What is needed: Copy every line of the entries that includes the word "Eugenio".

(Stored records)
·····
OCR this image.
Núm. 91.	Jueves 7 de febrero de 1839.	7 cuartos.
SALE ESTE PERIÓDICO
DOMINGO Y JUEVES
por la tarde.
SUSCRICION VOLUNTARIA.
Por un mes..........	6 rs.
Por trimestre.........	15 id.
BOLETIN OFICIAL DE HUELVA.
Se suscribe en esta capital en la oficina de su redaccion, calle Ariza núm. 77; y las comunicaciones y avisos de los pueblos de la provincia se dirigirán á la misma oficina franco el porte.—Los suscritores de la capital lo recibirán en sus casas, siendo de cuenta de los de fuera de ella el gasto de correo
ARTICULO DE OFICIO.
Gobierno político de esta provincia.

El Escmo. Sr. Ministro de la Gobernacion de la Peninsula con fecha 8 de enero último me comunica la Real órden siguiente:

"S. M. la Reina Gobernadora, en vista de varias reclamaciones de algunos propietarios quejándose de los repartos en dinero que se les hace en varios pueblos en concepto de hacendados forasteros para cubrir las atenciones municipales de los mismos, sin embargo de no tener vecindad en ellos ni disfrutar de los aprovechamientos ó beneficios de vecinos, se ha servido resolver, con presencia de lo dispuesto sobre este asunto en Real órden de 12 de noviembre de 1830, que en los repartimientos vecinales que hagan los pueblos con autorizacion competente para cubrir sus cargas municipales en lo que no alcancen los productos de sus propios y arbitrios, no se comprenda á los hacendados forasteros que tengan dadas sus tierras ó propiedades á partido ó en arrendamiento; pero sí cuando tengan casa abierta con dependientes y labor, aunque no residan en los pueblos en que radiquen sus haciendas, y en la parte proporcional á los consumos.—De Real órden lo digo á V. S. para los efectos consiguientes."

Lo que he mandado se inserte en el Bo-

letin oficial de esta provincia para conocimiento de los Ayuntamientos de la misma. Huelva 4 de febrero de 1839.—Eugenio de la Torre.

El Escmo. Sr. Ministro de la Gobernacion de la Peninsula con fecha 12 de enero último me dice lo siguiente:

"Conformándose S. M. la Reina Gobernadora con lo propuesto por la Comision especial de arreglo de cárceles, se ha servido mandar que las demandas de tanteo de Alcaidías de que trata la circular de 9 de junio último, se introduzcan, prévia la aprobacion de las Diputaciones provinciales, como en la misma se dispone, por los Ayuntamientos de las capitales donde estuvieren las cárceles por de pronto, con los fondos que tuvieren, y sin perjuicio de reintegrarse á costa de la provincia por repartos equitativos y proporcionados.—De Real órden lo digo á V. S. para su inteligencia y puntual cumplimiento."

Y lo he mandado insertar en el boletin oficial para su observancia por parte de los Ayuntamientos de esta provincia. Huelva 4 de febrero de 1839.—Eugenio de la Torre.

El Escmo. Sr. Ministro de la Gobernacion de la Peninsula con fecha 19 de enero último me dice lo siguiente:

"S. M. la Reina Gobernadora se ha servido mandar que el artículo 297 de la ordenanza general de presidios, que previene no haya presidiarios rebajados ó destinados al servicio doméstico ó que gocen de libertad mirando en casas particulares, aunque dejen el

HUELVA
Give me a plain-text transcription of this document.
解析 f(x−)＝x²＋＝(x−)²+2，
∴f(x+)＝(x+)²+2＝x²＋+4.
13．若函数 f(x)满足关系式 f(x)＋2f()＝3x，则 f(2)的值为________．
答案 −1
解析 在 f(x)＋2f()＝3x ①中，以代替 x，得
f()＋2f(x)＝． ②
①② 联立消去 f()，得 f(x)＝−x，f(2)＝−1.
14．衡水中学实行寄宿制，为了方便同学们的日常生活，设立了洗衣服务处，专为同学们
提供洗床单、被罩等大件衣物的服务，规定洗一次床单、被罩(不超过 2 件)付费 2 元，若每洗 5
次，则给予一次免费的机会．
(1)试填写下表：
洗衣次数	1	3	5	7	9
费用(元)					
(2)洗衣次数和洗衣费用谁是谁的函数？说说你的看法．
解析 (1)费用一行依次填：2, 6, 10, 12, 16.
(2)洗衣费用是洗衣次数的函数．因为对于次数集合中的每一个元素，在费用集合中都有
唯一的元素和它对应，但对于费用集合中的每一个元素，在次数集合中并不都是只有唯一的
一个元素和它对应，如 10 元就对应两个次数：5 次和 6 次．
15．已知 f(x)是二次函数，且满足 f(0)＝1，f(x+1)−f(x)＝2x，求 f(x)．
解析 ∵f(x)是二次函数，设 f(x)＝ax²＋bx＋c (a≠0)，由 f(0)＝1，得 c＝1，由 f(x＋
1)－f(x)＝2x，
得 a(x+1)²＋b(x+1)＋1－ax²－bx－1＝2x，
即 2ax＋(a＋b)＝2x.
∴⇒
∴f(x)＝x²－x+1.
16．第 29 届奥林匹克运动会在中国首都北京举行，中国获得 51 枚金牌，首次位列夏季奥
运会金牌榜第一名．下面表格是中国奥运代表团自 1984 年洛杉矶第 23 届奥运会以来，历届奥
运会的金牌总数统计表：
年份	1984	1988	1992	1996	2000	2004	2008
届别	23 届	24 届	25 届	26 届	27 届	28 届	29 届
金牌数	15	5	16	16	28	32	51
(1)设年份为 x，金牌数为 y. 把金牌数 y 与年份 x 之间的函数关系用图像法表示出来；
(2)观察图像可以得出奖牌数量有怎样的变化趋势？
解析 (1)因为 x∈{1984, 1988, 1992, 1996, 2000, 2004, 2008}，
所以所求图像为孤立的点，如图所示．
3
·····
Answer to the task:
letin oficial de esta provincia para conocimiento de los Ayuntamientos de la misma. Huelva 4 de febrero de 1839.—Eugenio de la Torre.
Y lo he mandado insertar en el boletin oficial para su observancia por parte de los Ayuntamientos de esta provincia. Huelva 4 de febrero de 1839.—Eugenio de la Torre.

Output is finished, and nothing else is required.